___ Data provided

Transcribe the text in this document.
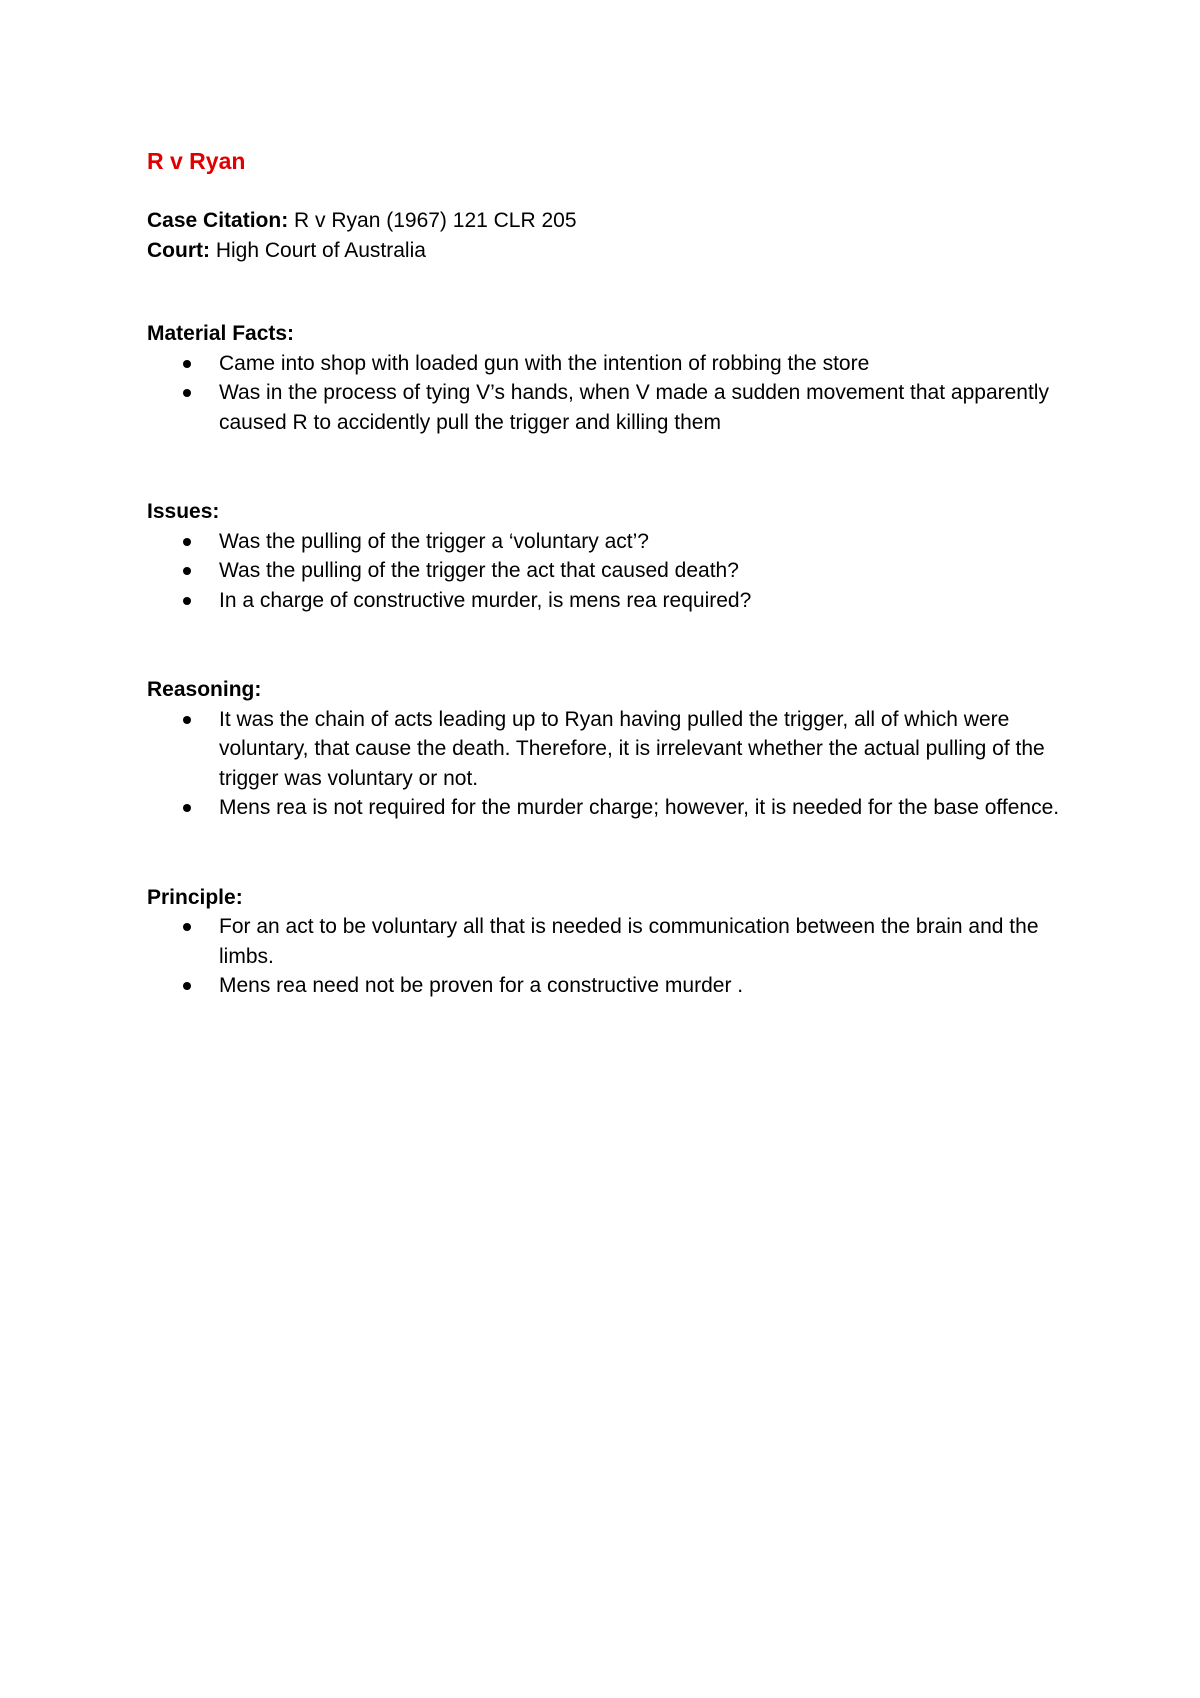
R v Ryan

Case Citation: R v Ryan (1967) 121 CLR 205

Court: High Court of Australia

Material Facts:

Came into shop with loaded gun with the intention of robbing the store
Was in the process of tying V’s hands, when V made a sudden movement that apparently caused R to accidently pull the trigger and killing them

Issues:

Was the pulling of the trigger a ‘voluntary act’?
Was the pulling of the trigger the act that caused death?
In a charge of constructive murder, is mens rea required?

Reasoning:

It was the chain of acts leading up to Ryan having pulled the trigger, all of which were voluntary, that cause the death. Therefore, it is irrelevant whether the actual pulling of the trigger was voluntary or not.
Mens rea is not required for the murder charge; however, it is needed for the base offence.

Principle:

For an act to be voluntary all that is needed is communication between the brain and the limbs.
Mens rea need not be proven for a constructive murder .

______

Output the lines above in full and exactly as given, omitting any pictures.

**Solution to the problem**
Transcribe the text in this document.
R v Ryan

Case Citation: R v Ryan (1967) 121 CLR 205

Court: High Court of Australia

Material Facts:

Came into shop with loaded gun with the intention of robbing the store
Was in the process of tying V’s hands, when V made a sudden movement that apparently caused R to accidently pull the trigger and killing them

Issues:

Was the pulling of the trigger a ‘voluntary act’?
Was the pulling of the trigger the act that caused death?
In a charge of constructive murder, is mens rea required?

Reasoning:

It was the chain of acts leading up to Ryan having pulled the trigger, all of which were voluntary, that cause the death. Therefore, it is irrelevant whether the actual pulling of the trigger was voluntary or not.
Mens rea is not required for the murder charge; however, it is needed for the base offence.

Principle:

For an act to be voluntary all that is needed is communication between the brain and the limbs.
Mens rea need not be proven for a constructive murder .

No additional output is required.